# STATED PROBLEM 1
Copy the lines of the labeled box listing below between the line containing "y-tick-label: 0.8 [162, 207, 248, 276]" and the line containing "series-marker [890, 806, 939, 855]", inclusive.
***** PROVIDED TEXT *****
I. Consider all the chances before bringing a lawsuit.

§ 29. Bringing a Suit in Equity

The outline given applies to a court of law. If the court is a court of equity jurisdiction, the procedure is essentially the same except that the first statement may be called a petition or a bill in equity. In New York complaints are also used in equity. All procedure in courts follows generally the lines laid down, with many variations as to details and incidentals.

A suit in equity can be brought only when the party cannot obtain justice at law. The other party must answer the petition or the bill. Copies of all papers must be served on the opposite party by the party making the charges.

In a suit in equity, only a judge, or several judges, hear the case. For this reason a court of equity is not so strict about keeping out evidence that does not properly have anything to do with the case, or that might prejudice a jury. The judge is supposed to know the law and to be guided only by such evidence as ought to be allowed to affect the decision of the case.

A court of equity tries to give a remedy to fit the nature of the wrong that is being done. If the wrong consists in a refusal to perform a contract, the court will, in some instances where the contract should be performed, compel the offending party to carry out his agreement. (See Chapter XII.) If the wrong alleged consists in the defendant's continuing to do anything which is injuring another, the court will issue wha is called an injunction forbidding the continuance of the injurious conduct. Practically speaking, however, the courts are chary of granting an injunction where it may be avoided.

It is useless to attempt to bring an action in equity unless

the party is certain that he can prove to the court that the damages which he can obtain at law will not compensate him for his injury, and unless he is willing to do everything which the court may require from him in the interests of justice. The maxim is that he who seeks equity must do equity.
***** RECORDS TO USE *****
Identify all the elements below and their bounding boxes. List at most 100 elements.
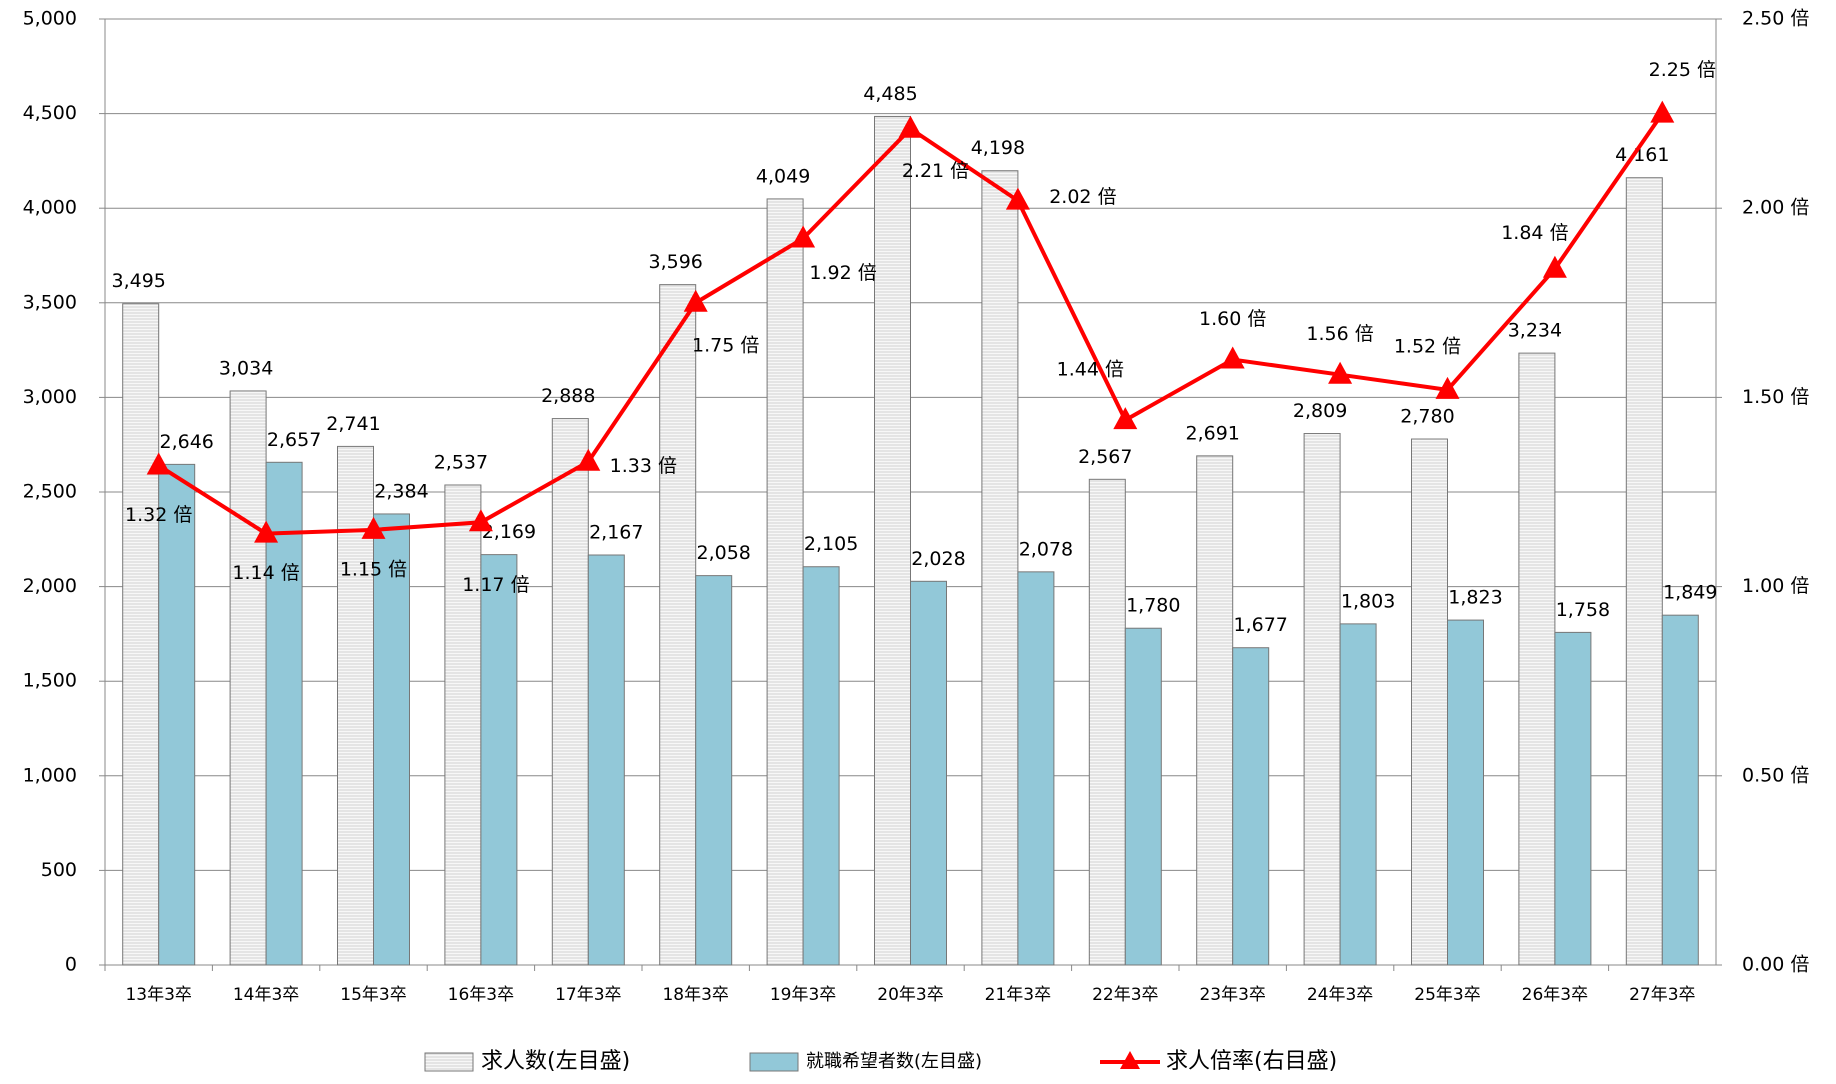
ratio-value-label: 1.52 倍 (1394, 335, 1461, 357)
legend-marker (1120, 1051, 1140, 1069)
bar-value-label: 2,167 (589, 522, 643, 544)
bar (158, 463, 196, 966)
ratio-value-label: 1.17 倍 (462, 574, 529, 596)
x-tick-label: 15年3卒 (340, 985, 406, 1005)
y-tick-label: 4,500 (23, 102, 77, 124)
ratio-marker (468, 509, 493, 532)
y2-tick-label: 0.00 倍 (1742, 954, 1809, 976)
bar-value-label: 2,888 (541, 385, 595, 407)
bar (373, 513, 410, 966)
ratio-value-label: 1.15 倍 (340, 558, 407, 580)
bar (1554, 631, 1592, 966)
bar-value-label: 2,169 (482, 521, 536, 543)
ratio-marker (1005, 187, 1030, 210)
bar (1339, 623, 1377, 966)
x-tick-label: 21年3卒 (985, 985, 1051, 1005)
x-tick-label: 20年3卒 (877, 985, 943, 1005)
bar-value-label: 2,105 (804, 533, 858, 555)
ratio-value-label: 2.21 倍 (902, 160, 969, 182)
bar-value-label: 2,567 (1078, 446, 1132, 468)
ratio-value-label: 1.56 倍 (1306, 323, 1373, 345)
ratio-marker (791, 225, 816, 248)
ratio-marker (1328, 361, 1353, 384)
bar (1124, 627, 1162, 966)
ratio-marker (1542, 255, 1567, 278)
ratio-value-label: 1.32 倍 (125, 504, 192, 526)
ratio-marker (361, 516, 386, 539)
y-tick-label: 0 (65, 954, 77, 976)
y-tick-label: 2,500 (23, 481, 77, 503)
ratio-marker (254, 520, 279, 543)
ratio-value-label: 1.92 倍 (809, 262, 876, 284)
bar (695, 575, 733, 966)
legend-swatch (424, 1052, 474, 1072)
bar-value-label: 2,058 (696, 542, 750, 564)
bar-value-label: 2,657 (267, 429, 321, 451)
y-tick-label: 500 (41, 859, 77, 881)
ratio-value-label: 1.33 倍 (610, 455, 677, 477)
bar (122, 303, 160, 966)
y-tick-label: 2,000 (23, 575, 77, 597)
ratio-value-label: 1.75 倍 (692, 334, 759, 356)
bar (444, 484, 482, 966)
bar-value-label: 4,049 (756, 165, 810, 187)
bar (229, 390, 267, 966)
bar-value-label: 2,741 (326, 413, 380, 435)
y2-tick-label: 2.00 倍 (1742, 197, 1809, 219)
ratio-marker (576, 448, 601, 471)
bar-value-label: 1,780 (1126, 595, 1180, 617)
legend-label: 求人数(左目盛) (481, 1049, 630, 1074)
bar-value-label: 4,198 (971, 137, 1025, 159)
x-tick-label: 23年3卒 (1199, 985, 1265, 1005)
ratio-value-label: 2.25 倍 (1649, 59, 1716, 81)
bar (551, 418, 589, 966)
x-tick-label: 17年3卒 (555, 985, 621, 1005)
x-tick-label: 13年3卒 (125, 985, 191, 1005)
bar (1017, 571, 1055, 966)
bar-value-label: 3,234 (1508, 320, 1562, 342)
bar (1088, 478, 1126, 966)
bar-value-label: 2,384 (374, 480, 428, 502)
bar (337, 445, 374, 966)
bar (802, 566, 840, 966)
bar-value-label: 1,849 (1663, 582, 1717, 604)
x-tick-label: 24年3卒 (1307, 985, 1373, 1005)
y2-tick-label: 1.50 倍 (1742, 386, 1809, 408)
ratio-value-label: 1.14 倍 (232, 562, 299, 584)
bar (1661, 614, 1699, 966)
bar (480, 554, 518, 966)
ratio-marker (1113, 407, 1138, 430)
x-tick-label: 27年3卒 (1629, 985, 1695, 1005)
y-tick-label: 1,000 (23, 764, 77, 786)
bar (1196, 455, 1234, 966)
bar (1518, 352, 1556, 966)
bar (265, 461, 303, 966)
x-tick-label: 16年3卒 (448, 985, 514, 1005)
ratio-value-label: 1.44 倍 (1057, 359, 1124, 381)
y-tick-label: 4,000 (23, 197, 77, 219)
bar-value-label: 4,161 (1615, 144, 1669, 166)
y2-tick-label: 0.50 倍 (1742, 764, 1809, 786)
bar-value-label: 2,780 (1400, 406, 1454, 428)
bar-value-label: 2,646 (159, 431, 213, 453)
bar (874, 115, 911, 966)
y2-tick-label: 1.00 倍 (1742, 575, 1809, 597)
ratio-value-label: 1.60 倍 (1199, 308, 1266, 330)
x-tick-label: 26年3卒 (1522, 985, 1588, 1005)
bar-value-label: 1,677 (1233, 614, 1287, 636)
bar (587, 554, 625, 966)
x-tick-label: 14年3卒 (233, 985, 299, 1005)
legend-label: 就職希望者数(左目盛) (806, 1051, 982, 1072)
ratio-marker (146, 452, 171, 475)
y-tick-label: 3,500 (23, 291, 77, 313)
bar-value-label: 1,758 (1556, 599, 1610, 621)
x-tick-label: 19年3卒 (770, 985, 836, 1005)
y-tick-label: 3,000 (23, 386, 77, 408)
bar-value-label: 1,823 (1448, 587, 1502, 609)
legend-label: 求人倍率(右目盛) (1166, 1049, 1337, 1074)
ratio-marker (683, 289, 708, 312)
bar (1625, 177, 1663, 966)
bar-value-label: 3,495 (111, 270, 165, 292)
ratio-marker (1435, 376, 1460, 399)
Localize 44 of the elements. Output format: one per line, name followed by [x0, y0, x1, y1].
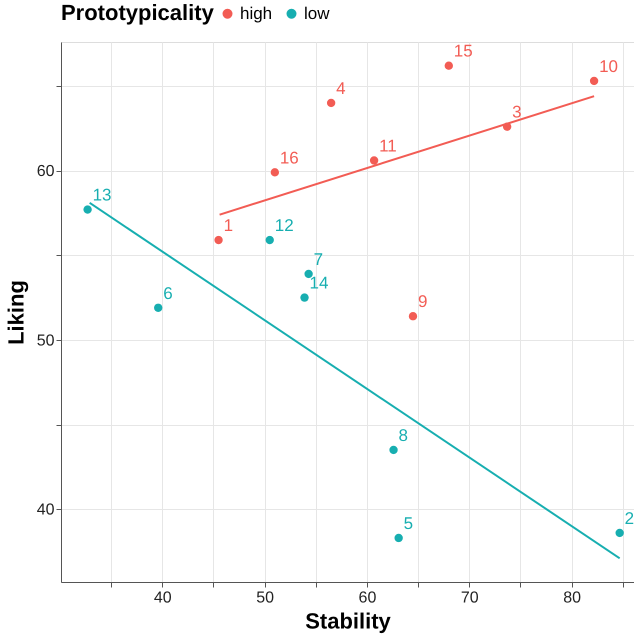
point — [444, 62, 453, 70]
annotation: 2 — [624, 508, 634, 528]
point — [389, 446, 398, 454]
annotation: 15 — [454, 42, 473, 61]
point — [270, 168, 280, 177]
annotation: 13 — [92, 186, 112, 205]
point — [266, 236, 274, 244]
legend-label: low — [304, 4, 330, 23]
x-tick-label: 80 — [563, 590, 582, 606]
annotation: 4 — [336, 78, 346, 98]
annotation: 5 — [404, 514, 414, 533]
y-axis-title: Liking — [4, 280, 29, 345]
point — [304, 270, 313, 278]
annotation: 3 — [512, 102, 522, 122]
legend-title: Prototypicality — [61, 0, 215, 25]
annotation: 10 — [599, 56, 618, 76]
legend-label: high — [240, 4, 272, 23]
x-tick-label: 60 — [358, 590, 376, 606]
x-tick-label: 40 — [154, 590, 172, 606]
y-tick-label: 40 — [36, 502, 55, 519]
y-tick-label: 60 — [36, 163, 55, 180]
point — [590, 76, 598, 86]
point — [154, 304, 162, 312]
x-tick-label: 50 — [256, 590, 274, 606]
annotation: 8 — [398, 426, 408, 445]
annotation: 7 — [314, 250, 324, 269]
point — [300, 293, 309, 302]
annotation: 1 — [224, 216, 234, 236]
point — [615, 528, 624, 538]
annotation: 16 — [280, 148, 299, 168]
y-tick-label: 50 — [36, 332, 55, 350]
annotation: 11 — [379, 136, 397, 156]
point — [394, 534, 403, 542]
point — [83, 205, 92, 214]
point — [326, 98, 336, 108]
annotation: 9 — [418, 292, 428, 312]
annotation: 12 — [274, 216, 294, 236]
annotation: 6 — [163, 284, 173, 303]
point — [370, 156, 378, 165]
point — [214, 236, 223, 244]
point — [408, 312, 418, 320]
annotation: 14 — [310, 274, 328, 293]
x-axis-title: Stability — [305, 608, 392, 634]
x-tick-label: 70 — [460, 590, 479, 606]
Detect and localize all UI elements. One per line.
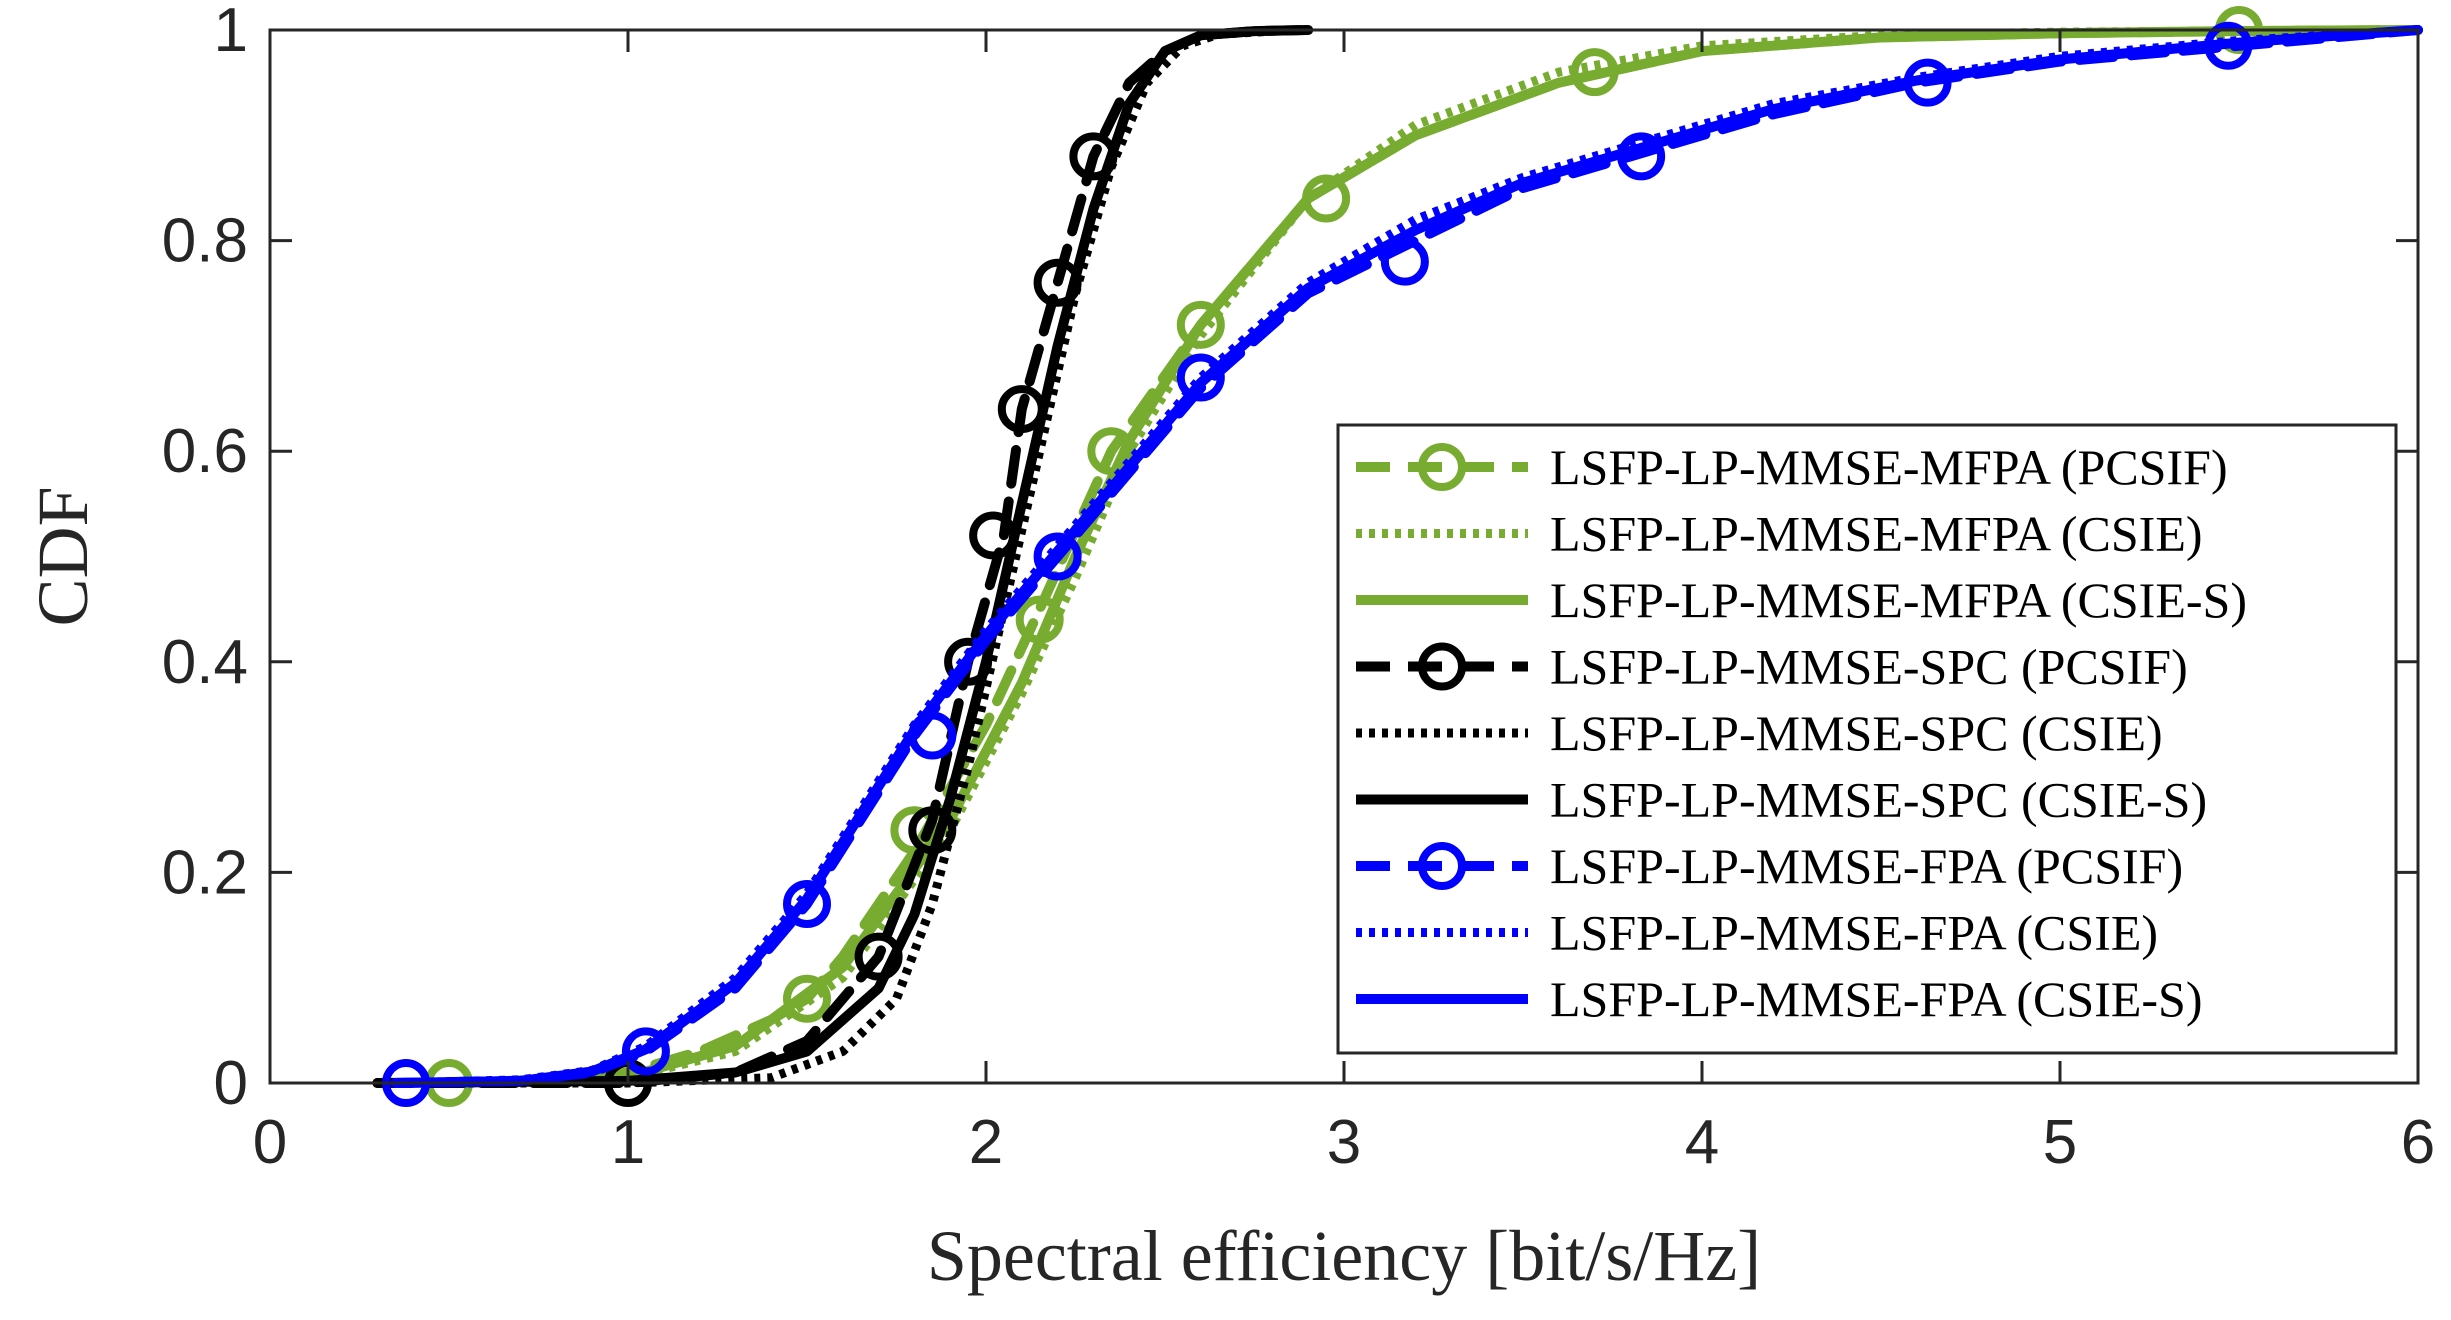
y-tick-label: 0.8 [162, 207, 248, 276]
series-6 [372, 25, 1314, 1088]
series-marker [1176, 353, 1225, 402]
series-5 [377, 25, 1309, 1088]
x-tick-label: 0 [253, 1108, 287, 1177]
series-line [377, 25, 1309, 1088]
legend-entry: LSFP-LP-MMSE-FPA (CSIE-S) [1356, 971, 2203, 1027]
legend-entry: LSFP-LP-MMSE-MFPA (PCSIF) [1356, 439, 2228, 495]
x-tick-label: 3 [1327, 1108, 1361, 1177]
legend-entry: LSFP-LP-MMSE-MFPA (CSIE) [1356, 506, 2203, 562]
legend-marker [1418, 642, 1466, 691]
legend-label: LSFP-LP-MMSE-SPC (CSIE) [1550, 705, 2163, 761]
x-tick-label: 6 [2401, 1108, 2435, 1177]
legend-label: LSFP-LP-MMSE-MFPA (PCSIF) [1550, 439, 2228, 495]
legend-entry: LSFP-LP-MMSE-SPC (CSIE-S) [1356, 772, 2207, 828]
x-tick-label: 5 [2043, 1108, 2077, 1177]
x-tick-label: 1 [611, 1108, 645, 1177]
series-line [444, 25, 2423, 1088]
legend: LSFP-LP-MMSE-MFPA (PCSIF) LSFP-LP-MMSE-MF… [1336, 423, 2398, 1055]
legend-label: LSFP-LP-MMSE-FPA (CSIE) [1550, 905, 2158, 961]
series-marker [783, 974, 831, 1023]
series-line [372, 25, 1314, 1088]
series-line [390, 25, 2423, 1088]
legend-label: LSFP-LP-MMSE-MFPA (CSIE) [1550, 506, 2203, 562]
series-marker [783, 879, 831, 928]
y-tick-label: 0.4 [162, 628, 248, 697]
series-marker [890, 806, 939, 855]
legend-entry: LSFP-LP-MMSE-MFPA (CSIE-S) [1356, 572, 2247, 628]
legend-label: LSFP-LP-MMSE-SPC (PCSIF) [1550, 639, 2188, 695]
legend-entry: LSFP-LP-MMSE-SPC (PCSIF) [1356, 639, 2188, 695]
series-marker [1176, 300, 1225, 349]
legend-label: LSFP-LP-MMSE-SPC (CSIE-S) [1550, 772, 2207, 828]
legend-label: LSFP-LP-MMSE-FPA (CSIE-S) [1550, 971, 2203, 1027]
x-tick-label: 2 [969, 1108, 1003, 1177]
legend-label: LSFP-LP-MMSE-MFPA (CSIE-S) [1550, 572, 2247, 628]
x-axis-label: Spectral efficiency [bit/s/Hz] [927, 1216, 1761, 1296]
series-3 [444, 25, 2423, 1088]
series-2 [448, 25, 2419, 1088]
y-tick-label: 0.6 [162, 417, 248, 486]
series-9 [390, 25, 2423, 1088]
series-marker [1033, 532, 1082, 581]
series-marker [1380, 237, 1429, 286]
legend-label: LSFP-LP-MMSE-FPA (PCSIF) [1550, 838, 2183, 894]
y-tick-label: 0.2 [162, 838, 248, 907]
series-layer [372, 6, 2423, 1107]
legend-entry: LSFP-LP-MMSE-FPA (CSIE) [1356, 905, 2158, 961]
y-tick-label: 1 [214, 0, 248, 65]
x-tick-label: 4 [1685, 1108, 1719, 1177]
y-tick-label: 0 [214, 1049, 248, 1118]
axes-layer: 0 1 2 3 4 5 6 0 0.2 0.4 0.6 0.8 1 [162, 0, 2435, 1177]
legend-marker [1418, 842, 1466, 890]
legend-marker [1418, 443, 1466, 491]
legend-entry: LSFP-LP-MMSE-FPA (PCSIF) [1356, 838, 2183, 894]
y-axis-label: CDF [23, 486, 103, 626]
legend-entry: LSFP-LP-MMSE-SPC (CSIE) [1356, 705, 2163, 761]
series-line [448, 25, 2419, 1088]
*****
# STATED PROBLEM 2
Repeat word for word the part of the passage on suits in equity between "The outline given" and "details and incidentals.", inclusive.

# EXPECTED ANSWER 1
y-tick-label: 0.8 [162, 207, 248, 276]
series-6 [372, 25, 1314, 1088]
series-marker [1176, 353, 1225, 402]
series-5 [377, 25, 1309, 1088]
x-tick-label: 0 [253, 1108, 287, 1177]
series-line [377, 25, 1309, 1088]
legend-entry: LSFP-LP-MMSE-FPA (CSIE-S) [1356, 971, 2203, 1027]
legend-entry: LSFP-LP-MMSE-MFPA (PCSIF) [1356, 439, 2228, 495]
x-tick-label: 3 [1327, 1108, 1361, 1177]
legend-entry: LSFP-LP-MMSE-MFPA (CSIE) [1356, 506, 2203, 562]
legend-marker [1418, 642, 1466, 691]
legend-label: LSFP-LP-MMSE-SPC (CSIE) [1550, 705, 2163, 761]
x-tick-label: 6 [2401, 1108, 2435, 1177]
legend-label: LSFP-LP-MMSE-MFPA (PCSIF) [1550, 439, 2228, 495]
legend-entry: LSFP-LP-MMSE-SPC (CSIE-S) [1356, 772, 2207, 828]
x-tick-label: 5 [2043, 1108, 2077, 1177]
x-tick-label: 1 [611, 1108, 645, 1177]
series-line [444, 25, 2423, 1088]
legend: LSFP-LP-MMSE-MFPA (PCSIF) LSFP-LP-MMSE-MF… [1336, 423, 2398, 1055]
legend-label: LSFP-LP-MMSE-FPA (CSIE) [1550, 905, 2158, 961]
series-marker [783, 974, 831, 1023]
series-line [372, 25, 1314, 1088]
series-line [390, 25, 2423, 1088]
legend-label: LSFP-LP-MMSE-MFPA (CSIE) [1550, 506, 2203, 562]
series-marker [783, 879, 831, 928]
y-tick-label: 0.4 [162, 628, 248, 697]
series-marker [890, 806, 939, 855]

# EXPECTED ANSWER 2
The outline given applies to a court of law. If the court is a court of equity jurisdiction, the procedure is essentially the same except that the first statement may be called a petition or a bill in equity. In New York complaints are also used in equity. All procedure in courts follows generally the lines laid down, with many variations as to details and incidentals.